From the listing below, pull each line that includes "Melody".

[Records contained in a dataset]
+===+
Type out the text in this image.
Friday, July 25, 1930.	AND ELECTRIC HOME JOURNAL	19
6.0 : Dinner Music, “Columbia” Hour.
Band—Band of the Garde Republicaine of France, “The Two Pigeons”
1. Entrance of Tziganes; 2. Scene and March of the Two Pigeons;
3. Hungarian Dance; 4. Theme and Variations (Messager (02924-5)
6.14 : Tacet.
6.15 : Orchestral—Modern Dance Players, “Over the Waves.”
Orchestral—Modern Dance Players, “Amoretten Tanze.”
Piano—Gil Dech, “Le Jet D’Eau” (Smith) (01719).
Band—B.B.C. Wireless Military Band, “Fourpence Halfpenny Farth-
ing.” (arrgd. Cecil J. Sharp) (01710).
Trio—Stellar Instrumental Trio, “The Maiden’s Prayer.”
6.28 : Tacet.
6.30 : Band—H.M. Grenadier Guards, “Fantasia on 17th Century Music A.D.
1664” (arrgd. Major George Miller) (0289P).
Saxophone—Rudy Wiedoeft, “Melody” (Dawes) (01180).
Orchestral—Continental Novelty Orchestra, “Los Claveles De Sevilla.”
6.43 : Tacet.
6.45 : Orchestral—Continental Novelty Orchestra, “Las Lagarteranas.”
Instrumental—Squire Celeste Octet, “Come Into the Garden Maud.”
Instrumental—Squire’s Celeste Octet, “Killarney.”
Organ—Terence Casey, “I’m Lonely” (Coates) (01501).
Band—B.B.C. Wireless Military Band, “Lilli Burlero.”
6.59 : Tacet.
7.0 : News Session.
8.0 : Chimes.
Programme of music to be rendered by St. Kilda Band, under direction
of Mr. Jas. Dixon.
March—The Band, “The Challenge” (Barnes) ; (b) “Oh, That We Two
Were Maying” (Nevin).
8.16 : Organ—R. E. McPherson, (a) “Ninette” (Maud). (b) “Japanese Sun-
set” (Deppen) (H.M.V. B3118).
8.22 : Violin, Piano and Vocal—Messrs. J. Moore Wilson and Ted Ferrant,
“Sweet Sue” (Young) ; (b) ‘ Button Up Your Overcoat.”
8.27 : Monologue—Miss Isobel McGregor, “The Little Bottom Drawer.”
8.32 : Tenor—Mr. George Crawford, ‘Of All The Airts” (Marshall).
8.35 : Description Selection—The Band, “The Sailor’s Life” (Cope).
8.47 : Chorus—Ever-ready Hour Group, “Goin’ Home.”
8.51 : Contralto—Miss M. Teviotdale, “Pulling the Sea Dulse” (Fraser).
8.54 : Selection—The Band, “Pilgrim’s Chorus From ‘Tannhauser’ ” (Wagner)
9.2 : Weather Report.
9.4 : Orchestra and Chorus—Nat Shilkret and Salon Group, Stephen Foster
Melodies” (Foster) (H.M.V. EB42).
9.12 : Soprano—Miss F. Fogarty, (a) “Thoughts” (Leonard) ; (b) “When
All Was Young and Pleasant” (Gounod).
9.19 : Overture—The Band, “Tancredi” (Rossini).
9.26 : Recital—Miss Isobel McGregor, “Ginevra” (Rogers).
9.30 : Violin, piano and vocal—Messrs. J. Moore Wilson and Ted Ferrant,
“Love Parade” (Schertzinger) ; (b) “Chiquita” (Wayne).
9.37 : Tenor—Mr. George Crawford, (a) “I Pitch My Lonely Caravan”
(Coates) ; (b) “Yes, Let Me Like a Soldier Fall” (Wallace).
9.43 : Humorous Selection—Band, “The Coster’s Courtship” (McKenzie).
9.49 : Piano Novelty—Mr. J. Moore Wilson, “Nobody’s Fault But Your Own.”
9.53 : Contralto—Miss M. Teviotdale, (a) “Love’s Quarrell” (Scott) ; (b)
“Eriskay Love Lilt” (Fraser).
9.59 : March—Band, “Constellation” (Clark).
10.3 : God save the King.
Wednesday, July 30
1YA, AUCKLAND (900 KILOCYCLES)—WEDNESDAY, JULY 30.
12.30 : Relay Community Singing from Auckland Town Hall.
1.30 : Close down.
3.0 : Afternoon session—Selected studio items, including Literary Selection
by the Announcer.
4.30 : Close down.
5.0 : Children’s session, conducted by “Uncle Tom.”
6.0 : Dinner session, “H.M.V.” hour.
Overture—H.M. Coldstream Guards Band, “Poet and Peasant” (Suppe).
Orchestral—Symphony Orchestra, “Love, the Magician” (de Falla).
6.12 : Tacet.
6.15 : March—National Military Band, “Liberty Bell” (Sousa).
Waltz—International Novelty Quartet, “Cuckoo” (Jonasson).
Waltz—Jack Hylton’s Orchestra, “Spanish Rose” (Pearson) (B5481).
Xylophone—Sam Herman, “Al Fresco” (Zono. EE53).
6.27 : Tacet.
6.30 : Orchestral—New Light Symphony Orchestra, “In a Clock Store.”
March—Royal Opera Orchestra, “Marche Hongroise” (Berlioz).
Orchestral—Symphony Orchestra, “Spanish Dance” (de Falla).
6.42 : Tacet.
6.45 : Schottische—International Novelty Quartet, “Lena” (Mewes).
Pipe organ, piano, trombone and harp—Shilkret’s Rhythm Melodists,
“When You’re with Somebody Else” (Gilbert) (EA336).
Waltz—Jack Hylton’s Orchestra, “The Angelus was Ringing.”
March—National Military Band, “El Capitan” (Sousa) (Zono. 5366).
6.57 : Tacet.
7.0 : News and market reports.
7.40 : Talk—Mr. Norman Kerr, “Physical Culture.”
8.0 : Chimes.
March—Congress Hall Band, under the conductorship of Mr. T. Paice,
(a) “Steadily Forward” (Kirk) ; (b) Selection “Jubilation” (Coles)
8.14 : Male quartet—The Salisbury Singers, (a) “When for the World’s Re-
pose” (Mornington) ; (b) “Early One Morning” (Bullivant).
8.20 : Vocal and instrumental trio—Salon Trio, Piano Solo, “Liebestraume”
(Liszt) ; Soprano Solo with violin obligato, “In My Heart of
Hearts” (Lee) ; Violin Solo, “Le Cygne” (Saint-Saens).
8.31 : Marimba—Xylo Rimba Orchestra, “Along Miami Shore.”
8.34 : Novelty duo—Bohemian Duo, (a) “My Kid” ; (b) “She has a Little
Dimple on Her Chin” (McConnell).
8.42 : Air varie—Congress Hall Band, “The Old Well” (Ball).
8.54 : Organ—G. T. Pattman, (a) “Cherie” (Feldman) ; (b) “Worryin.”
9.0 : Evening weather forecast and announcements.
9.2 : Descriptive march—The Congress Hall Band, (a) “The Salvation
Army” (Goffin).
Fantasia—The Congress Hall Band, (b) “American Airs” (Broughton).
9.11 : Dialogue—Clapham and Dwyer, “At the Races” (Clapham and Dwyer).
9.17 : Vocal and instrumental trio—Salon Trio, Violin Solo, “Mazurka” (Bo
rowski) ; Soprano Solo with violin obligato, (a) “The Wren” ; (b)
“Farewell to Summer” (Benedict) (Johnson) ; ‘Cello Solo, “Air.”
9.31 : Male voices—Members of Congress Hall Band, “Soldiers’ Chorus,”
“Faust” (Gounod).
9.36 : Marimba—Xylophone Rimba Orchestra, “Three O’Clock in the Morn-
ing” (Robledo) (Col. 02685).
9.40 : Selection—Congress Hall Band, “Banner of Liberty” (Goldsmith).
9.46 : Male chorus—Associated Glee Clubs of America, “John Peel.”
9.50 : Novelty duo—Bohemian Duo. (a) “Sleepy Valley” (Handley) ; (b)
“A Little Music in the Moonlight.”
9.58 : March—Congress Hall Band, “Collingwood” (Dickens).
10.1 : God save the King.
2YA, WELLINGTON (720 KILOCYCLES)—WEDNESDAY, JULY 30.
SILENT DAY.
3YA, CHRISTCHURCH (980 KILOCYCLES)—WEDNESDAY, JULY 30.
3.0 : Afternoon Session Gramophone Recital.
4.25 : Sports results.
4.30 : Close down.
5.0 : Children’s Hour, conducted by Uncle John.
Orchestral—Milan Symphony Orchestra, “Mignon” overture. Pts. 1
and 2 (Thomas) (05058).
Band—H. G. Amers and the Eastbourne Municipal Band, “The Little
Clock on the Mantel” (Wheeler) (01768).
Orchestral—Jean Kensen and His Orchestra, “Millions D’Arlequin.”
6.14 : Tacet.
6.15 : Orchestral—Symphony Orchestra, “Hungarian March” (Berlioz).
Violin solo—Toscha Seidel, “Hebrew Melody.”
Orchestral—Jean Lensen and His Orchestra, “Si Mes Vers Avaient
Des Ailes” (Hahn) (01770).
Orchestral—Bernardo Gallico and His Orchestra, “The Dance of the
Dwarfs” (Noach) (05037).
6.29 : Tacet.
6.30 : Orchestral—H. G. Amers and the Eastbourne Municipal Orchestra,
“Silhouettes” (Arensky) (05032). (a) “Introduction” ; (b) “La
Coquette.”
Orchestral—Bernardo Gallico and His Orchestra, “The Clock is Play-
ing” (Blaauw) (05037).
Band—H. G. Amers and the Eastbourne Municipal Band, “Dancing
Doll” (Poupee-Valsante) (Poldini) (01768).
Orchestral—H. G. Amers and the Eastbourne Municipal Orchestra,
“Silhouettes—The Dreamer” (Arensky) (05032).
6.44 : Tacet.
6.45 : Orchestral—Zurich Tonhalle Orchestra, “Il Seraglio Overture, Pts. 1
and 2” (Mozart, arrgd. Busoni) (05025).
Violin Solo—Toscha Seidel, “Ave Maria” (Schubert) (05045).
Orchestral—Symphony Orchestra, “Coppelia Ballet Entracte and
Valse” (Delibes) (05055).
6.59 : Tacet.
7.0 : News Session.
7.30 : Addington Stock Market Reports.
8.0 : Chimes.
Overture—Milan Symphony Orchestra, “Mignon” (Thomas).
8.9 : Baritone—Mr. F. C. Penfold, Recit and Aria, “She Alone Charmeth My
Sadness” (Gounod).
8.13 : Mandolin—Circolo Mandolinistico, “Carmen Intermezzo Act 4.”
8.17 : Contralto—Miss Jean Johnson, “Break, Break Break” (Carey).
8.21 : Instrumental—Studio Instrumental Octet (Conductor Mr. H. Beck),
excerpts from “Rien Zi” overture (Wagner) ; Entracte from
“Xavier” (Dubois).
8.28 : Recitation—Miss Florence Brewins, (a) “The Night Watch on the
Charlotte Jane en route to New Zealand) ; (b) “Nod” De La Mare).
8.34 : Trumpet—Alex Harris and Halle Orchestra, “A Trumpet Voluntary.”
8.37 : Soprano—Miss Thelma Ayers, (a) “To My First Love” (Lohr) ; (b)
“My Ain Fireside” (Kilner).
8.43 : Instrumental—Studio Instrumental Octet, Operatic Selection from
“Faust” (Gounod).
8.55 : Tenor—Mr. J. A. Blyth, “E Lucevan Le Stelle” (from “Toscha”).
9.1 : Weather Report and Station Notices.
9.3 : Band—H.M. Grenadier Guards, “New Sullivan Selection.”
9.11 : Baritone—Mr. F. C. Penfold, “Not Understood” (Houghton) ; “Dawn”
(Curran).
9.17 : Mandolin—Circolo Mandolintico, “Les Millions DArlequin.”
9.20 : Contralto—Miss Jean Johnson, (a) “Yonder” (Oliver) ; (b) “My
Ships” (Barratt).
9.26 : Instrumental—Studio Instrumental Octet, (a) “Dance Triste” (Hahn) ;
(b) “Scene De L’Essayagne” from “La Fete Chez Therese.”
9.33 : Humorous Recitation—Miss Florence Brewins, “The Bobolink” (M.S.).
+===+
[Exercise result]
Saxophone—Rudy Wiedoeft, “Melody” (Dawes) (01180).
Violin solo—Toscha Seidel, “Hebrew Melody.”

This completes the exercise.